===== Entries shown

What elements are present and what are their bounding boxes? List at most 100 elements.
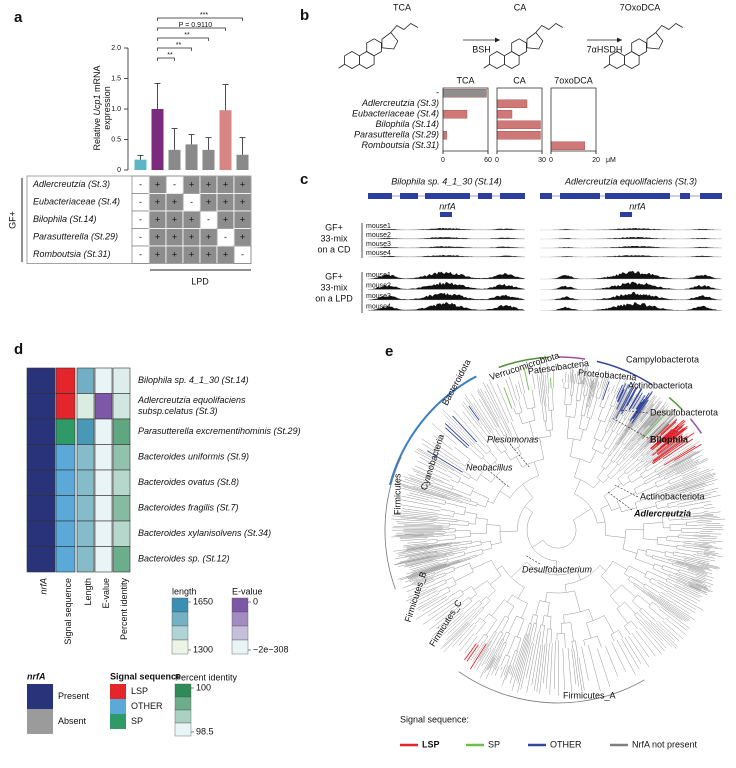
heatmap-cell <box>26 444 56 471</box>
group-label: on a LPD <box>315 293 353 303</box>
clade-label: Actinobacteriota <box>628 380 693 390</box>
leader-line <box>509 443 531 469</box>
tree-branches <box>464 419 702 670</box>
legend-swatch <box>171 639 189 655</box>
clade-arc <box>596 360 653 386</box>
compound-label: 7OxoDCA <box>620 2 661 12</box>
coverage-track <box>368 292 525 300</box>
bar <box>496 99 528 108</box>
coverage-track <box>368 271 525 279</box>
group-label: 33-mix <box>320 233 348 243</box>
bar <box>134 159 147 170</box>
hydroxyl <box>483 63 490 69</box>
legend-swatch <box>174 696 192 711</box>
gene-feature <box>680 193 690 199</box>
cell-text: - <box>139 179 142 189</box>
legend-tick-label: 1300 <box>193 644 213 654</box>
heatmap-cell <box>26 520 56 547</box>
group-label: 33-mix <box>320 282 348 292</box>
row-label: Bilophila (St.14) <box>33 214 97 224</box>
coverage-track <box>368 227 525 230</box>
cell-text: + <box>223 214 228 224</box>
panel-label: d <box>14 341 23 358</box>
cell-text: + <box>155 249 160 259</box>
legend-swatch <box>27 684 53 709</box>
steroid-ring <box>526 31 544 50</box>
bar <box>151 109 164 170</box>
cell-text: - <box>139 197 142 207</box>
significance-bracket <box>157 37 209 41</box>
heatmap-cell <box>94 418 113 445</box>
legend-label: LSP <box>131 686 148 696</box>
cell-text: + <box>223 197 228 207</box>
coverage-track <box>540 270 722 279</box>
clade-label: Desulfobacterota <box>650 407 718 417</box>
heatmap-cell <box>55 546 76 573</box>
coverage-track <box>368 281 525 290</box>
bar <box>219 110 232 170</box>
mouse-label: mouse3 <box>366 293 391 300</box>
panel-title: 7oxoDCA <box>554 75 593 85</box>
coverage-track <box>368 237 525 239</box>
side-chain <box>655 23 684 33</box>
x-tick-label: 60 <box>484 157 492 164</box>
cell-text: + <box>240 179 245 189</box>
legend-swatch <box>174 722 192 737</box>
legend-swatch <box>174 683 192 698</box>
legend-label: SP <box>131 716 143 726</box>
clade-arc <box>689 418 703 434</box>
column-label: Signal sequence <box>63 578 73 645</box>
bar <box>442 130 447 140</box>
heatmap-cell <box>26 393 56 420</box>
enzyme-label: 7αHSDH <box>587 44 623 54</box>
coverage-track <box>540 302 722 311</box>
arrow-head <box>495 37 500 43</box>
heatmap-cell <box>55 393 76 420</box>
coverage-track <box>540 255 722 257</box>
cell-text: + <box>172 214 177 224</box>
steroid-ring <box>344 51 360 69</box>
legend-tick-label: 98.5 <box>196 726 214 736</box>
heatmap-cell <box>76 469 95 496</box>
column-label: E-value <box>101 578 111 609</box>
column-label: nrfA <box>38 578 48 595</box>
cell-text: + <box>223 249 228 259</box>
heatmap-cell <box>112 495 131 522</box>
row-label: Bacteroides ovatus (St.8) <box>138 477 239 487</box>
hydroxyl <box>603 63 610 69</box>
legend-tick-label: 0 <box>253 596 258 606</box>
compound-label: TCA <box>393 2 411 12</box>
y-tick-label: 1.0 <box>111 106 121 113</box>
clade-arc <box>384 456 402 590</box>
cell-text: + <box>206 232 211 242</box>
bar <box>185 144 198 170</box>
row-label: Adlercreutzia equolifaciens <box>137 395 246 405</box>
clade-label: Bilophila <box>650 434 689 444</box>
cell-text: + <box>155 179 160 189</box>
clade-label: Firmicutes_A <box>563 690 616 700</box>
cell-text: + <box>155 232 160 242</box>
gene-feature <box>540 193 552 199</box>
mouse-label: mouse1 <box>366 223 391 230</box>
cell-text: + <box>240 197 245 207</box>
significance-bracket <box>157 27 226 31</box>
x-tick-label: 0 <box>495 157 499 164</box>
y-axis-label: Relative Ucp1 mRNA <box>92 65 102 150</box>
heatmap-cell <box>55 367 76 394</box>
heatmap-cell <box>94 520 113 547</box>
heatmap-cell <box>112 444 131 471</box>
row-label: Adlercreutzia (St.3) <box>361 98 439 108</box>
bar <box>236 154 249 170</box>
heatmap-cell <box>55 469 76 496</box>
y-axis-label-part: mRNA <box>92 65 102 94</box>
mouse-label: mouse1 <box>366 272 391 279</box>
coverage-track <box>540 227 722 230</box>
row-label: Bilophila (St.14) <box>375 119 439 129</box>
row-label: Romboutsia (St.31) <box>361 140 439 150</box>
y-tick-label: 1.5 <box>111 75 121 82</box>
legend-swatch <box>174 709 192 724</box>
legend-label: OTHER <box>550 739 582 749</box>
row-label: Bilophila sp. 4_1_30 (St.14) <box>138 375 249 385</box>
gene-feature <box>425 193 470 199</box>
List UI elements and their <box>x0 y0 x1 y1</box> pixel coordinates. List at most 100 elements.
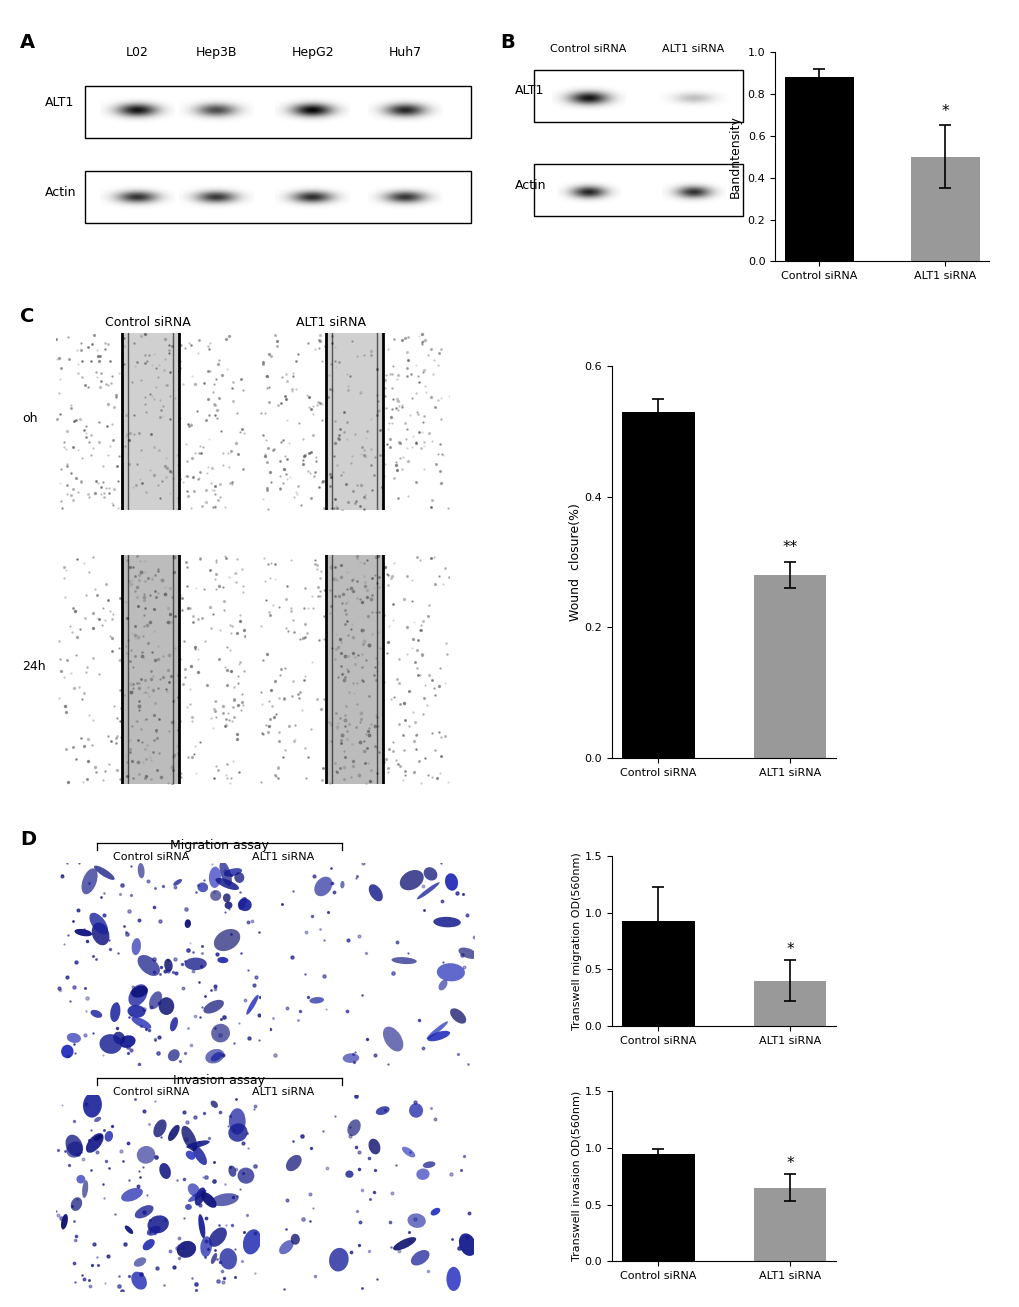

==========

If a line in the records holds the string "track", copy it.

**Completed exercise**
coverage-track <box>368 292 525 300</box>
coverage-track <box>368 271 525 279</box>
coverage-track <box>368 227 525 230</box>
coverage-track <box>540 270 722 279</box>
coverage-track <box>368 281 525 290</box>
coverage-track <box>368 237 525 239</box>
coverage-track <box>540 302 722 311</box>
coverage-track <box>540 255 722 257</box>
coverage-track <box>540 227 722 230</box>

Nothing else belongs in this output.